Records from a collection of figures:
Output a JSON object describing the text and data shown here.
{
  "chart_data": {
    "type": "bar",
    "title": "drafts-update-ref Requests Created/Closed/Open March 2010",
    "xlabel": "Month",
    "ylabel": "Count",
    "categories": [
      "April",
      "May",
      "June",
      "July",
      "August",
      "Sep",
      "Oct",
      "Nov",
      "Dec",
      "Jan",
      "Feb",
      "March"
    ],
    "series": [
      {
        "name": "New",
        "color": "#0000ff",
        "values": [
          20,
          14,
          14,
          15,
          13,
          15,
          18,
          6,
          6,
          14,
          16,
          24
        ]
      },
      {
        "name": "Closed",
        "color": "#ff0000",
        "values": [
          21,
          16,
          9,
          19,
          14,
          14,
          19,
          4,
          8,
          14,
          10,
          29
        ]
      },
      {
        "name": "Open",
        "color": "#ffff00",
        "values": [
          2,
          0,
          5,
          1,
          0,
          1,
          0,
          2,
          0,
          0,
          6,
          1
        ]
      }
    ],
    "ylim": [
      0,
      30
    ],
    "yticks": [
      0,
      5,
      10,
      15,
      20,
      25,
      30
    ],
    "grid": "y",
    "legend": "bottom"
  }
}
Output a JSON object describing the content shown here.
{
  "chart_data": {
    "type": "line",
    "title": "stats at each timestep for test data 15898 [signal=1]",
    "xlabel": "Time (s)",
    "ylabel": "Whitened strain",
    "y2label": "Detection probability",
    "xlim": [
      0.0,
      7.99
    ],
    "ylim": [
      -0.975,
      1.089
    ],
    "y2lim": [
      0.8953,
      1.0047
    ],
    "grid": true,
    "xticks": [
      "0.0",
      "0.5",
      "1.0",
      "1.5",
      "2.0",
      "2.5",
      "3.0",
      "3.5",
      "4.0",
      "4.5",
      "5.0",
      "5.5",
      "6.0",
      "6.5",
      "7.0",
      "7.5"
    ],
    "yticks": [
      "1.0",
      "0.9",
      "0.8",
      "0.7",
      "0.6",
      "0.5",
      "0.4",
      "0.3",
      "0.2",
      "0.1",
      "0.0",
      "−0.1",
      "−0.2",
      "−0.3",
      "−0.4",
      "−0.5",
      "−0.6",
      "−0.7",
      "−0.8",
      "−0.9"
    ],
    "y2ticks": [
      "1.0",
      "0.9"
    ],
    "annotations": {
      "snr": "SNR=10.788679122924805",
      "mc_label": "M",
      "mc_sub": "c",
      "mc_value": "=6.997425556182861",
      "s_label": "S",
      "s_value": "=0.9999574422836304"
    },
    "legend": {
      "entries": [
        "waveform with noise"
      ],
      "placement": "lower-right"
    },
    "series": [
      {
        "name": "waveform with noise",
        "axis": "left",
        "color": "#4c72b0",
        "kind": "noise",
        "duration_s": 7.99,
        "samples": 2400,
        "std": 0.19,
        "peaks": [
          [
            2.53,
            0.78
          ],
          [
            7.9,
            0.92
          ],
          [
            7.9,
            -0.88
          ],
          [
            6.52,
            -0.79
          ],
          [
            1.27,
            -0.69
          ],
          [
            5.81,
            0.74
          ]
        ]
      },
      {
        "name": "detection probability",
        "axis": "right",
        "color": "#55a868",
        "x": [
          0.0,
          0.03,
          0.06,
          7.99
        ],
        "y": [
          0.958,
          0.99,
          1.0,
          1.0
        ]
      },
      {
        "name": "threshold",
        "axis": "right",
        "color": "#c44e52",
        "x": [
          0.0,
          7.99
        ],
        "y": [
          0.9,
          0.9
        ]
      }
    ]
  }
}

## WHAT NEEDS TO BE DONE
Please restate the whole listing word for word.

## TASK RESULT
Output a JSON object describing the text and data shown here.
{
  "chart_data": {
    "type": "bar",
    "title": "drafts-update-ref Requests Created/Closed/Open March 2010",
    "xlabel": "Month",
    "ylabel": "Count",
    "categories": [
      "April",
      "May",
      "June",
      "July",
      "August",
      "Sep",
      "Oct",
      "Nov",
      "Dec",
      "Jan",
      "Feb",
      "March"
    ],
    "series": [
      {
        "name": "New",
        "color": "#0000ff",
        "values": [
          20,
          14,
          14,
          15,
          13,
          15,
          18,
          6,
          6,
          14,
          16,
          24
        ]
      },
      {
        "name": "Closed",
        "color": "#ff0000",
        "values": [
          21,
          16,
          9,
          19,
          14,
          14,
          19,
          4,
          8,
          14,
          10,
          29
        ]
      },
      {
        "name": "Open",
        "color": "#ffff00",
        "values": [
          2,
          0,
          5,
          1,
          0,
          1,
          0,
          2,
          0,
          0,
          6,
          1
        ]
      }
    ],
    "ylim": [
      0,
      30
    ],
    "yticks": [
      0,
      5,
      10,
      15,
      20,
      25,
      30
    ],
    "grid": "y",
    "legend": "bottom"
  }
}
Output a JSON object describing the content shown here.
{
  "chart_data": {
    "type": "line",
    "title": "stats at each timestep for test data 15898 [signal=1]",
    "xlabel": "Time (s)",
    "ylabel": "Whitened strain",
    "y2label": "Detection probability",
    "xlim": [
      0.0,
      7.99
    ],
    "ylim": [
      -0.975,
      1.089
    ],
    "y2lim": [
      0.8953,
      1.0047
    ],
    "grid": true,
    "xticks": [
      "0.0",
      "0.5",
      "1.0",
      "1.5",
      "2.0",
      "2.5",
      "3.0",
      "3.5",
      "4.0",
      "4.5",
      "5.0",
      "5.5",
      "6.0",
      "6.5",
      "7.0",
      "7.5"
    ],
    "yticks": [
      "1.0",
      "0.9",
      "0.8",
      "0.7",
      "0.6",
      "0.5",
      "0.4",
      "0.3",
      "0.2",
      "0.1",
      "0.0",
      "−0.1",
      "−0.2",
      "−0.3",
      "−0.4",
      "−0.5",
      "−0.6",
      "−0.7",
      "−0.8",
      "−0.9"
    ],
    "y2ticks": [
      "1.0",
      "0.9"
    ],
    "annotations": {
      "snr": "SNR=10.788679122924805",
      "mc_label": "M",
      "mc_sub": "c",
      "mc_value": "=6.997425556182861",
      "s_label": "S",
      "s_value": "=0.9999574422836304"
    },
    "legend": {
      "entries": [
        "waveform with noise"
      ],
      "placement": "lower-right"
    },
    "series": [
      {
        "name": "waveform with noise",
        "axis": "left",
        "color": "#4c72b0",
        "kind": "noise",
        "duration_s": 7.99,
        "samples": 2400,
        "std": 0.19,
        "peaks": [
          [
            2.53,
            0.78
          ],
          [
            7.9,
            0.92
          ],
          [
            7.9,
            -0.88
          ],
          [
            6.52,
            -0.79
          ],
          [
            1.27,
            -0.69
          ],
          [
            5.81,
            0.74
          ]
        ]
      },
      {
        "name": "detection probability",
        "axis": "right",
        "color": "#55a868",
        "x": [
          0.0,
          0.03,
          0.06,
          7.99
        ],
        "y": [
          0.958,
          0.99,
          1.0,
          1.0
        ]
      },
      {
        "name": "threshold",
        "axis": "right",
        "color": "#c44e52",
        "x": [
          0.0,
          7.99
        ],
        "y": [
          0.9,
          0.9
        ]
      }
    ]
  }
}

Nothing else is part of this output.